### Objective
Output every record below exactly as it appears.

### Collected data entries

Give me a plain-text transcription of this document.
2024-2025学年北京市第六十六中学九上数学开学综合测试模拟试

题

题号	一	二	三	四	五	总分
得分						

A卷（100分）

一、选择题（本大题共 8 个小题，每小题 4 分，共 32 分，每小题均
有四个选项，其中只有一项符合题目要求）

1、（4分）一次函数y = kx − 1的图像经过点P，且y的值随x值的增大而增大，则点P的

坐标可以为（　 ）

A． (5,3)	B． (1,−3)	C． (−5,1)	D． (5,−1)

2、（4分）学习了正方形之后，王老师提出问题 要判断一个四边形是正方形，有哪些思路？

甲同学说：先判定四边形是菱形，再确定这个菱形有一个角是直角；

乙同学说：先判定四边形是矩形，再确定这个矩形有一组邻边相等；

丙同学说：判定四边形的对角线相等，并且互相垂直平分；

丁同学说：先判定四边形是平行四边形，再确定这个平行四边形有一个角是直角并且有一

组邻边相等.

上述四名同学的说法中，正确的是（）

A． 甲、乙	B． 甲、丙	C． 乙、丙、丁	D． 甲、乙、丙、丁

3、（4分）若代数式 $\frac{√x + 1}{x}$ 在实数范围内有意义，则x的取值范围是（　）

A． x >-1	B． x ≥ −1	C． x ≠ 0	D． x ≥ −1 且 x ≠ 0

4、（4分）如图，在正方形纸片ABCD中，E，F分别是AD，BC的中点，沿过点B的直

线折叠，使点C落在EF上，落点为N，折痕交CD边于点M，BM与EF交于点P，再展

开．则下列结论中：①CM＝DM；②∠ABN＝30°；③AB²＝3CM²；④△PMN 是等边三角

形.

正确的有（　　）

### Answer to this problem
Give me a plain-text transcription of this document.
2024-2025学年北京市第六十六中学九上数学开学综合测试模拟试

题

题号	一	二	三	四	五	总分
得分						

A卷（100分）

一、选择题（本大题共 8 个小题，每小题 4 分，共 32 分，每小题均
有四个选项，其中只有一项符合题目要求）

1、（4分）一次函数y = kx − 1的图像经过点P，且y的值随x值的增大而增大，则点P的

坐标可以为（　 ）

A． (5,3)	B． (1,−3)	C． (−5,1)	D． (5,−1)

2、（4分）学习了正方形之后，王老师提出问题 要判断一个四边形是正方形，有哪些思路？

甲同学说：先判定四边形是菱形，再确定这个菱形有一个角是直角；

乙同学说：先判定四边形是矩形，再确定这个矩形有一组邻边相等；

丙同学说：判定四边形的对角线相等，并且互相垂直平分；

丁同学说：先判定四边形是平行四边形，再确定这个平行四边形有一个角是直角并且有一

组邻边相等.

上述四名同学的说法中，正确的是（）

A． 甲、乙	B． 甲、丙	C． 乙、丙、丁	D． 甲、乙、丙、丁

3、（4分）若代数式 $\frac{√x + 1}{x}$ 在实数范围内有意义，则x的取值范围是（　）

A． x >-1	B． x ≥ −1	C． x ≠ 0	D． x ≥ −1 且 x ≠ 0

4、（4分）如图，在正方形纸片ABCD中，E，F分别是AD，BC的中点，沿过点B的直

线折叠，使点C落在EF上，落点为N，折痕交CD边于点M，BM与EF交于点P，再展

开．则下列结论中：①CM＝DM；②∠ABN＝30°；③AB²＝3CM²；④△PMN 是等边三角

形.

正确的有（　　）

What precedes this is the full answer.